▶ _WHAT THE TASK ASKS_
Go through the entries below and print each one exactly, leaving out pictures.

━━━ DATA LISTING

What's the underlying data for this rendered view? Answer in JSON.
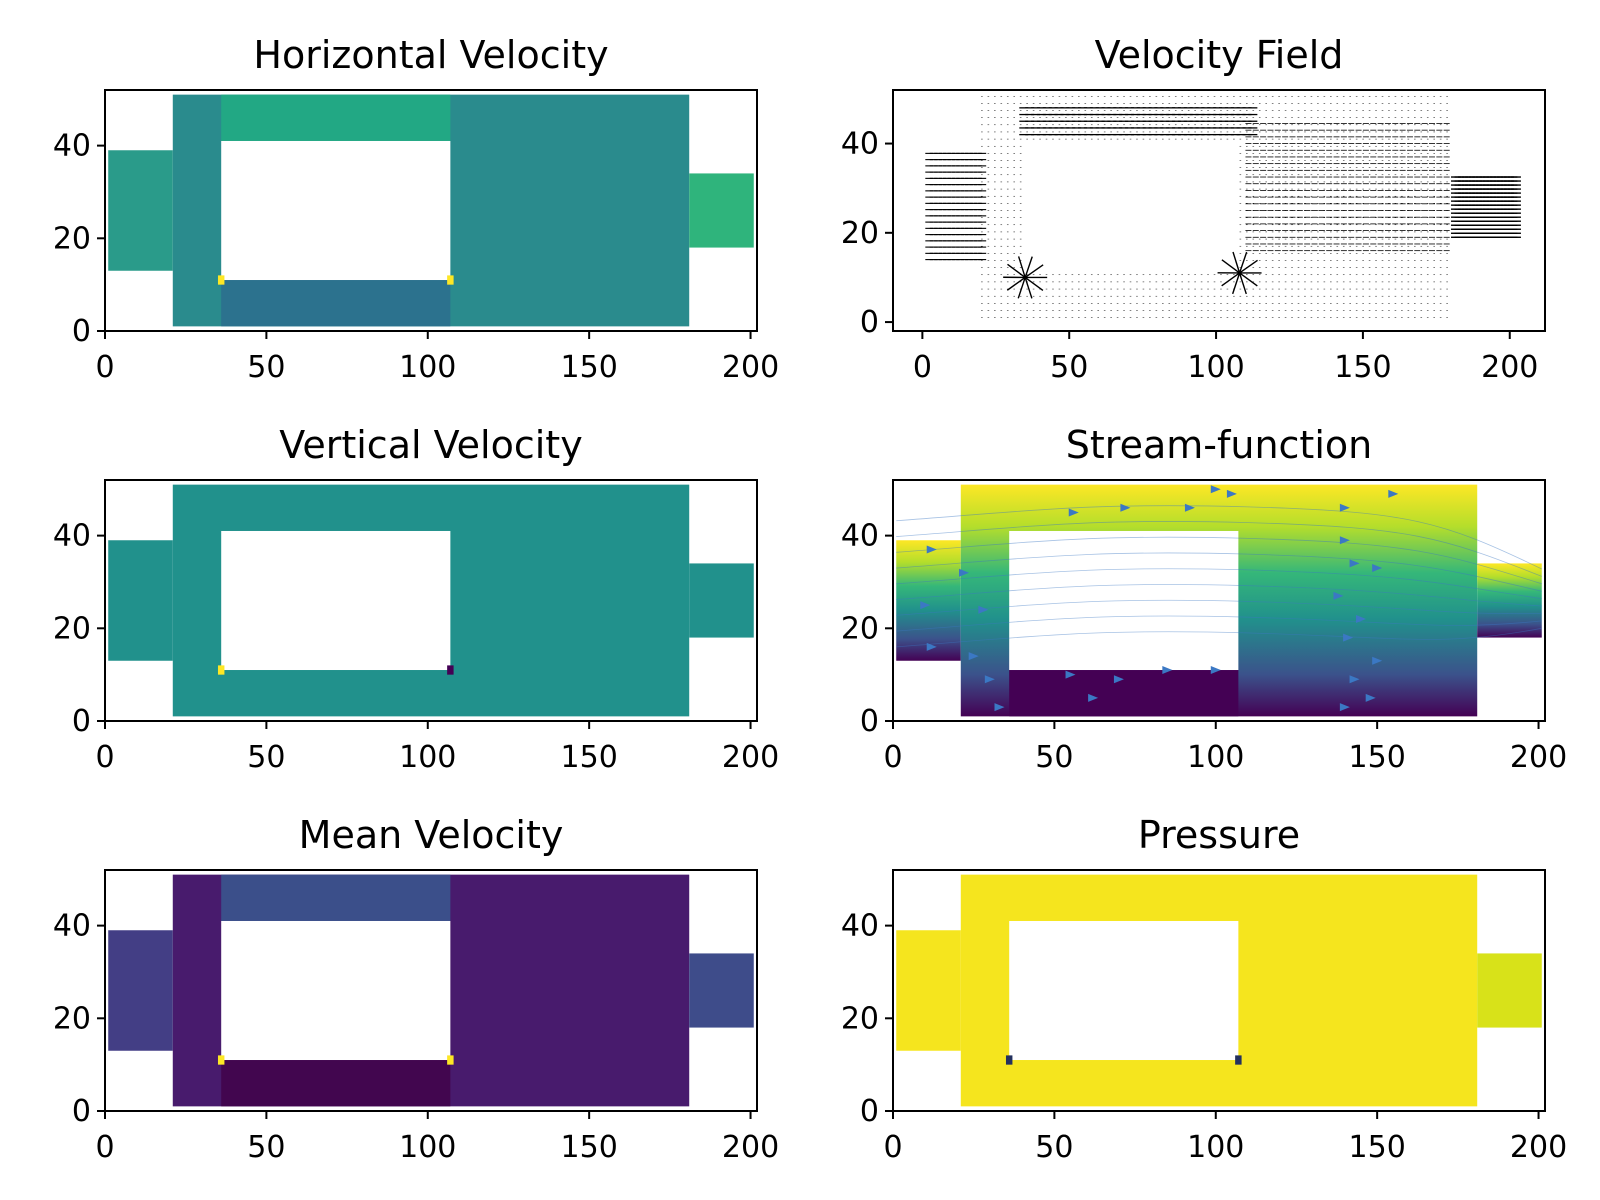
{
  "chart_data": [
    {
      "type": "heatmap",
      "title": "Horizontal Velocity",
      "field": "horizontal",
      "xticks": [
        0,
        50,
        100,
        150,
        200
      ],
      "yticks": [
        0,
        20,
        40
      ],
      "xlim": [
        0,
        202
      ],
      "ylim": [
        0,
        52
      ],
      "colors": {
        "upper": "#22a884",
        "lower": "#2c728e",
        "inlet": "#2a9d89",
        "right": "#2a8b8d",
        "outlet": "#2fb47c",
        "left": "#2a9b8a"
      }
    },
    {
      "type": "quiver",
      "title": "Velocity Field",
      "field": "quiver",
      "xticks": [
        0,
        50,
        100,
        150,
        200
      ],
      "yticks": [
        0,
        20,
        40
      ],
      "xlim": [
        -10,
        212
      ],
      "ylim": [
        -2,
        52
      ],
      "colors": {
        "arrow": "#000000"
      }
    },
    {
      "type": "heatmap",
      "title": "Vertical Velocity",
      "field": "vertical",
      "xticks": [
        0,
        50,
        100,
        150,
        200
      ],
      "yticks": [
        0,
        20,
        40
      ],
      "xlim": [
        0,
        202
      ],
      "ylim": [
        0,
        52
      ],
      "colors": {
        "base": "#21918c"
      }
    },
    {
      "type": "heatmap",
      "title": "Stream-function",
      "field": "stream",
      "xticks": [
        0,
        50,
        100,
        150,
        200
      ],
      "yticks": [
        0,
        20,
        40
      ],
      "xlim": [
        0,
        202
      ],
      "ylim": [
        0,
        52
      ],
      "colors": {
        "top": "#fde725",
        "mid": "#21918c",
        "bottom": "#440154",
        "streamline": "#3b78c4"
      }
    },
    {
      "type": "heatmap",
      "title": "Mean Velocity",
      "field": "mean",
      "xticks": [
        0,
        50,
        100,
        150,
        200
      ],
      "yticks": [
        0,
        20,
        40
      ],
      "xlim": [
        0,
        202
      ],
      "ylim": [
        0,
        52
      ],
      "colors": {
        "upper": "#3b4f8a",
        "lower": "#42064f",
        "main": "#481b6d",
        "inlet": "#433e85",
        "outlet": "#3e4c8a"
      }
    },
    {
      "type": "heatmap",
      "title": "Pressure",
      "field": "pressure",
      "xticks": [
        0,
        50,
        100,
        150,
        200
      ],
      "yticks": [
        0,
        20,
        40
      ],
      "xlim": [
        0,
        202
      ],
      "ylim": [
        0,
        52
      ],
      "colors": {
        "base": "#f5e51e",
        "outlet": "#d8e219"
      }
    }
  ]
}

━━━━━━

▶ _EXERCISE RESPONSE_
What's the underlying data for this rendered view? Answer in JSON.
{
  "chart_data": [
    {
      "type": "heatmap",
      "title": "Horizontal Velocity",
      "field": "horizontal",
      "xticks": [
        0,
        50,
        100,
        150,
        200
      ],
      "yticks": [
        0,
        20,
        40
      ],
      "xlim": [
        0,
        202
      ],
      "ylim": [
        0,
        52
      ],
      "colors": {
        "upper": "#22a884",
        "lower": "#2c728e",
        "inlet": "#2a9d89",
        "right": "#2a8b8d",
        "outlet": "#2fb47c",
        "left": "#2a9b8a"
      }
    },
    {
      "type": "quiver",
      "title": "Velocity Field",
      "field": "quiver",
      "xticks": [
        0,
        50,
        100,
        150,
        200
      ],
      "yticks": [
        0,
        20,
        40
      ],
      "xlim": [
        -10,
        212
      ],
      "ylim": [
        -2,
        52
      ],
      "colors": {
        "arrow": "#000000"
      }
    },
    {
      "type": "heatmap",
      "title": "Vertical Velocity",
      "field": "vertical",
      "xticks": [
        0,
        50,
        100,
        150,
        200
      ],
      "yticks": [
        0,
        20,
        40
      ],
      "xlim": [
        0,
        202
      ],
      "ylim": [
        0,
        52
      ],
      "colors": {
        "base": "#21918c"
      }
    },
    {
      "type": "heatmap",
      "title": "Stream-function",
      "field": "stream",
      "xticks": [
        0,
        50,
        100,
        150,
        200
      ],
      "yticks": [
        0,
        20,
        40
      ],
      "xlim": [
        0,
        202
      ],
      "ylim": [
        0,
        52
      ],
      "colors": {
        "top": "#fde725",
        "mid": "#21918c",
        "bottom": "#440154",
        "streamline": "#3b78c4"
      }
    },
    {
      "type": "heatmap",
      "title": "Mean Velocity",
      "field": "mean",
      "xticks": [
        0,
        50,
        100,
        150,
        200
      ],
      "yticks": [
        0,
        20,
        40
      ],
      "xlim": [
        0,
        202
      ],
      "ylim": [
        0,
        52
      ],
      "colors": {
        "upper": "#3b4f8a",
        "lower": "#42064f",
        "main": "#481b6d",
        "inlet": "#433e85",
        "outlet": "#3e4c8a"
      }
    },
    {
      "type": "heatmap",
      "title": "Pressure",
      "field": "pressure",
      "xticks": [
        0,
        50,
        100,
        150,
        200
      ],
      "yticks": [
        0,
        20,
        40
      ],
      "xlim": [
        0,
        202
      ],
      "ylim": [
        0,
        52
      ],
      "colors": {
        "base": "#f5e51e",
        "outlet": "#d8e219"
      }
    }
  ]
}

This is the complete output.